# Stated exercise
Determine the number of lines containing the word "Stop", and state that figure alone.

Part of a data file

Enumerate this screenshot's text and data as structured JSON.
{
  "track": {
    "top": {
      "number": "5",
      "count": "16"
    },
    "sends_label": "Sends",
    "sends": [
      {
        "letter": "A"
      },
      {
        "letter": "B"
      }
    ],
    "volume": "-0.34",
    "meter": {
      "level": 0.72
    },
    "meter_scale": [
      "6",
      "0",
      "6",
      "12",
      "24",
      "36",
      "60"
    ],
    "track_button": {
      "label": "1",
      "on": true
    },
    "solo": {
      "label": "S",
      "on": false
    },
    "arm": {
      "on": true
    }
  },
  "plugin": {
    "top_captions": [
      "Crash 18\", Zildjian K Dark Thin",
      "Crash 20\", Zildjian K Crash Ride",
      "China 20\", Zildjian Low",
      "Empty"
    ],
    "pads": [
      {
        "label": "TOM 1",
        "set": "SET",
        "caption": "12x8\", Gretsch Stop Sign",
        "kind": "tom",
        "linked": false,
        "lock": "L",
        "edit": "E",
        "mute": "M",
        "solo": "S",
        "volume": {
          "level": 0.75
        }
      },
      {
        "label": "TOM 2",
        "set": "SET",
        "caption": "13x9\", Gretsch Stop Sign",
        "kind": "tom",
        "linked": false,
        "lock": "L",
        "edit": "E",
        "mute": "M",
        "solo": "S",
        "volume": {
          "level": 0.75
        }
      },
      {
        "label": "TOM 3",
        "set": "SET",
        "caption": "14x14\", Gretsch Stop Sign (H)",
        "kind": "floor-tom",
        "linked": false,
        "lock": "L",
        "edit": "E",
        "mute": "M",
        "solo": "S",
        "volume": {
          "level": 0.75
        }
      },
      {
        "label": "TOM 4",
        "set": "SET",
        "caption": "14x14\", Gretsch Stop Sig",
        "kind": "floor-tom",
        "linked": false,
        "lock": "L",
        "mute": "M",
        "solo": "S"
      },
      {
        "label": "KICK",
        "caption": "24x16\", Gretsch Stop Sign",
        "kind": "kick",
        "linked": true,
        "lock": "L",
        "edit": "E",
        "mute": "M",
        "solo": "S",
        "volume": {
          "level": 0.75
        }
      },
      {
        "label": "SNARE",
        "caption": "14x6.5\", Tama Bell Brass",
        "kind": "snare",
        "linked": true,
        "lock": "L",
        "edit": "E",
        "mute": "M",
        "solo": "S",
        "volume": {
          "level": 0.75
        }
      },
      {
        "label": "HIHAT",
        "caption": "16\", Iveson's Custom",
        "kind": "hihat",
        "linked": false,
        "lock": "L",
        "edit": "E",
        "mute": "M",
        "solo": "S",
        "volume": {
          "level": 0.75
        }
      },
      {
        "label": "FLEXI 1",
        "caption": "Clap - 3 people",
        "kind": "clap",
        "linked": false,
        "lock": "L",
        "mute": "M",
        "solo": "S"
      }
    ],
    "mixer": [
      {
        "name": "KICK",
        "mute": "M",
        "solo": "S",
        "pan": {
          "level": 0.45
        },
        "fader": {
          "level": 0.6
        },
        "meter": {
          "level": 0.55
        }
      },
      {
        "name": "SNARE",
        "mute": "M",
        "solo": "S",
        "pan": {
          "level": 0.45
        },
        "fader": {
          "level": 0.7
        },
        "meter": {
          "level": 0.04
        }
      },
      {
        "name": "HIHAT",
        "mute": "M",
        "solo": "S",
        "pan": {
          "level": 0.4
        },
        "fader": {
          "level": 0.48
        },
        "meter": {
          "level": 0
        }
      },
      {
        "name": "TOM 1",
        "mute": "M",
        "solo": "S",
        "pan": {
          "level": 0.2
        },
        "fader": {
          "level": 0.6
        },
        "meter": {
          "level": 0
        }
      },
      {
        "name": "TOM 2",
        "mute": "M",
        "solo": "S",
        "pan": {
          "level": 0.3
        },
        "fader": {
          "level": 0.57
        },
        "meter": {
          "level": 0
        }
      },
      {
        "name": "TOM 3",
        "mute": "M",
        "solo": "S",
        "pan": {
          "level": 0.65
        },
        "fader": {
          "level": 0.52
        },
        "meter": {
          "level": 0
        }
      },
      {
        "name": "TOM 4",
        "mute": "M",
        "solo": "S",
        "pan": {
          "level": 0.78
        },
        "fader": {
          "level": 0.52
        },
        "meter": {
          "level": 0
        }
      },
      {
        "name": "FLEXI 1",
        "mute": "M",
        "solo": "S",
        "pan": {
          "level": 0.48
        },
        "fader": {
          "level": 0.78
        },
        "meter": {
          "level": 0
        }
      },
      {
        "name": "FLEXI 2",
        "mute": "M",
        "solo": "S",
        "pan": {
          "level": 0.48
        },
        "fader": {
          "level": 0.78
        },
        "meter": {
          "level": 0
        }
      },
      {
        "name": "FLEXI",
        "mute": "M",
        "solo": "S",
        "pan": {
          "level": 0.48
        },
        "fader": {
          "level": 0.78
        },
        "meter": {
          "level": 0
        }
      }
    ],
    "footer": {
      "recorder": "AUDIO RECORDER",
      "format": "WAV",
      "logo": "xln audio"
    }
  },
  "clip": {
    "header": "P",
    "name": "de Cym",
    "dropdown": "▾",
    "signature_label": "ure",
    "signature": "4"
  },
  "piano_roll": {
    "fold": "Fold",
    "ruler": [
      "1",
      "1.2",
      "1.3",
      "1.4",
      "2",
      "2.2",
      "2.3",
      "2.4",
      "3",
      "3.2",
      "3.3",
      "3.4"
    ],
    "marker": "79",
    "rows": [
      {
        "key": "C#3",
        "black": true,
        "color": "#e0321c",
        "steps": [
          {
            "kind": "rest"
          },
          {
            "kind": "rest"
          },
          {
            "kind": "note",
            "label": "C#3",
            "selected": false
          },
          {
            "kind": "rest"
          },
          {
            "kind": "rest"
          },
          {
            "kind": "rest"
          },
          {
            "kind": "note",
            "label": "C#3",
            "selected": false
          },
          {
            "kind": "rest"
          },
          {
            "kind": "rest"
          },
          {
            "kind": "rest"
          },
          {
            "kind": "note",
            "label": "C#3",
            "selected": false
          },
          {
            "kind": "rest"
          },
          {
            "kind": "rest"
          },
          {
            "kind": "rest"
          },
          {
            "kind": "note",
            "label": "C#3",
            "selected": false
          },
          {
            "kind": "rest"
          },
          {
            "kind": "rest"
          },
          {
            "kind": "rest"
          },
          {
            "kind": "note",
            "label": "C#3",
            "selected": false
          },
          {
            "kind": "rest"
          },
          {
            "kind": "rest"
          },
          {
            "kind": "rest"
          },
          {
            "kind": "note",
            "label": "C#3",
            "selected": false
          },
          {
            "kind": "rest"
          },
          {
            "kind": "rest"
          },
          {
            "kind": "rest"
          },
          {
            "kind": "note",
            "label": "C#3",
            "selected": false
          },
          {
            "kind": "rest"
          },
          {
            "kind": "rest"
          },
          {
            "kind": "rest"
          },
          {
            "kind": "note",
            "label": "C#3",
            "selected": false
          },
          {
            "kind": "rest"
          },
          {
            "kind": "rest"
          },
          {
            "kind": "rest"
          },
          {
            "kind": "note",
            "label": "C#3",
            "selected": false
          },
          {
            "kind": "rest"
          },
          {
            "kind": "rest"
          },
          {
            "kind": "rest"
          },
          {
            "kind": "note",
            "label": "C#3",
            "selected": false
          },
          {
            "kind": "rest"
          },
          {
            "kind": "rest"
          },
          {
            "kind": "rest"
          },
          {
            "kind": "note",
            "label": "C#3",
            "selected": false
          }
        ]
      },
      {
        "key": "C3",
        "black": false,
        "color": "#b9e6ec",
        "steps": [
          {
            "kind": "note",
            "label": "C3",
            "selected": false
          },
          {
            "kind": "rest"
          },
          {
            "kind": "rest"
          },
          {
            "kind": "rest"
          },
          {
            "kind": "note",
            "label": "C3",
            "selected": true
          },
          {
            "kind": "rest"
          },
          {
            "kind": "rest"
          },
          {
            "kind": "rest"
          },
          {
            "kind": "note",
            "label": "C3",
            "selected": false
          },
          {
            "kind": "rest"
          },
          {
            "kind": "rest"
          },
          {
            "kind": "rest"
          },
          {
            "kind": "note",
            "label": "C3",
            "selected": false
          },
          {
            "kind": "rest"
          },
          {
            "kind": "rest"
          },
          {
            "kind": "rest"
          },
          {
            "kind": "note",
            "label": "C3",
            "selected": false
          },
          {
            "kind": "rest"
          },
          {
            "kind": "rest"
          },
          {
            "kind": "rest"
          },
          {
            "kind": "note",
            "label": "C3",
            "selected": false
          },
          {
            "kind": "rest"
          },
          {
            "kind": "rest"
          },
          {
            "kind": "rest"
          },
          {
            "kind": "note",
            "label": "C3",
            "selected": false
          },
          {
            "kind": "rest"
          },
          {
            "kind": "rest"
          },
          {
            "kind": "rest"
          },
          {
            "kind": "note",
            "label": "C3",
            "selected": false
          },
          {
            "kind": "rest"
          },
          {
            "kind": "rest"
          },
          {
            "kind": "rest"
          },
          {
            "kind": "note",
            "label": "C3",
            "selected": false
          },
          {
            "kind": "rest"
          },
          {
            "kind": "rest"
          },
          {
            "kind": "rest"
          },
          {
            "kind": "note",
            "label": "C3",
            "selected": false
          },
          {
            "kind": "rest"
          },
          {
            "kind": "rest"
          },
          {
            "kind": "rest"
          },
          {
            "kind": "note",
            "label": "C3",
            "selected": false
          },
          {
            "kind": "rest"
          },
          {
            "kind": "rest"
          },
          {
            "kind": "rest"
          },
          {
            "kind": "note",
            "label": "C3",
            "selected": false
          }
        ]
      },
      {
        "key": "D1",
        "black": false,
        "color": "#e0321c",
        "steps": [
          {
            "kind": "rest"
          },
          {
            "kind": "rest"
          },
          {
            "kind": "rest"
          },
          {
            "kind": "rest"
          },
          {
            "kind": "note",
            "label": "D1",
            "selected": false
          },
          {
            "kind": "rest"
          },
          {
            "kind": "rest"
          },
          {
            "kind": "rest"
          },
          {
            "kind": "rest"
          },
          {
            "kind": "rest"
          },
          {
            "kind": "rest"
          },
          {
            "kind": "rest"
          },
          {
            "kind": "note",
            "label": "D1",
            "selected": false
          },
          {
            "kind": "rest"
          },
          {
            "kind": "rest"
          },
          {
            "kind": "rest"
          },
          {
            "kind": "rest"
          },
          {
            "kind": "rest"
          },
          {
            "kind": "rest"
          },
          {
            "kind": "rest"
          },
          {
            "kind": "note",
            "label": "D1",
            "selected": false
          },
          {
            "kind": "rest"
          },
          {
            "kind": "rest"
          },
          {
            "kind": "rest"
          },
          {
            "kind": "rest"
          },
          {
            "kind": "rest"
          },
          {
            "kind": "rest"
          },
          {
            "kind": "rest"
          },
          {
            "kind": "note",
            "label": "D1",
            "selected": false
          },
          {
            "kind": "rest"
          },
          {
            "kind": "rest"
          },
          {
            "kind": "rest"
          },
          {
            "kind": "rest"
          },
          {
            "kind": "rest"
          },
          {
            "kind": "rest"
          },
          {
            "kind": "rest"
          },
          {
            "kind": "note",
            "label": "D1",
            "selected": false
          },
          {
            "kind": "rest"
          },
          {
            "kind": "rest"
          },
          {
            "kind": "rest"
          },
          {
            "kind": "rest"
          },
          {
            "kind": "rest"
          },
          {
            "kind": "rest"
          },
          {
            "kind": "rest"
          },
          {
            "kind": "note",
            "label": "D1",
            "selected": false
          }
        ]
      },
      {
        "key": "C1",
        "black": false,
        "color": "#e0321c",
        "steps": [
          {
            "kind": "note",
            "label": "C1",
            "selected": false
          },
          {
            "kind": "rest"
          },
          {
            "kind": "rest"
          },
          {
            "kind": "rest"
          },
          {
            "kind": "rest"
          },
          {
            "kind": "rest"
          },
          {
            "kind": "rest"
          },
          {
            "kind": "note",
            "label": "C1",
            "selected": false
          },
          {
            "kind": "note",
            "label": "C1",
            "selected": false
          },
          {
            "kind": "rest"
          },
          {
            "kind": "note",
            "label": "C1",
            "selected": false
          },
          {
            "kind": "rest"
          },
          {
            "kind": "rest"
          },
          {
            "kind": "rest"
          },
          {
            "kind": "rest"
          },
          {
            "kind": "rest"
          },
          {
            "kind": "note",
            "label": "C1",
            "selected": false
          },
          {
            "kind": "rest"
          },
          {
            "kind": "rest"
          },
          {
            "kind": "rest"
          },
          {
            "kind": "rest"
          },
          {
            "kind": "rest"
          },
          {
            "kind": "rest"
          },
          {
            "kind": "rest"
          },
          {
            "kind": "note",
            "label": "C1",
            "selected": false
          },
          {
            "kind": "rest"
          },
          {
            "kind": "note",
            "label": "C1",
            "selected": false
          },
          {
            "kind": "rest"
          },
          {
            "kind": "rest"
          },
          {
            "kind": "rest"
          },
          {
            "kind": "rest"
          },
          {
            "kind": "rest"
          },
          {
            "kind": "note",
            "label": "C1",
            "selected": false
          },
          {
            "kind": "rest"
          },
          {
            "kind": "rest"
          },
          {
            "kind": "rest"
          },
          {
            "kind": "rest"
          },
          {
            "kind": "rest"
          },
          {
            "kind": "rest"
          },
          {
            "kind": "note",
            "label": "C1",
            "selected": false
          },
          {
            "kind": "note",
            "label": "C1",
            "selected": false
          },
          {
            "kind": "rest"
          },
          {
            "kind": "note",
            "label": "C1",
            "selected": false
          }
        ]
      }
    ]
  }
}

# Exercise response
5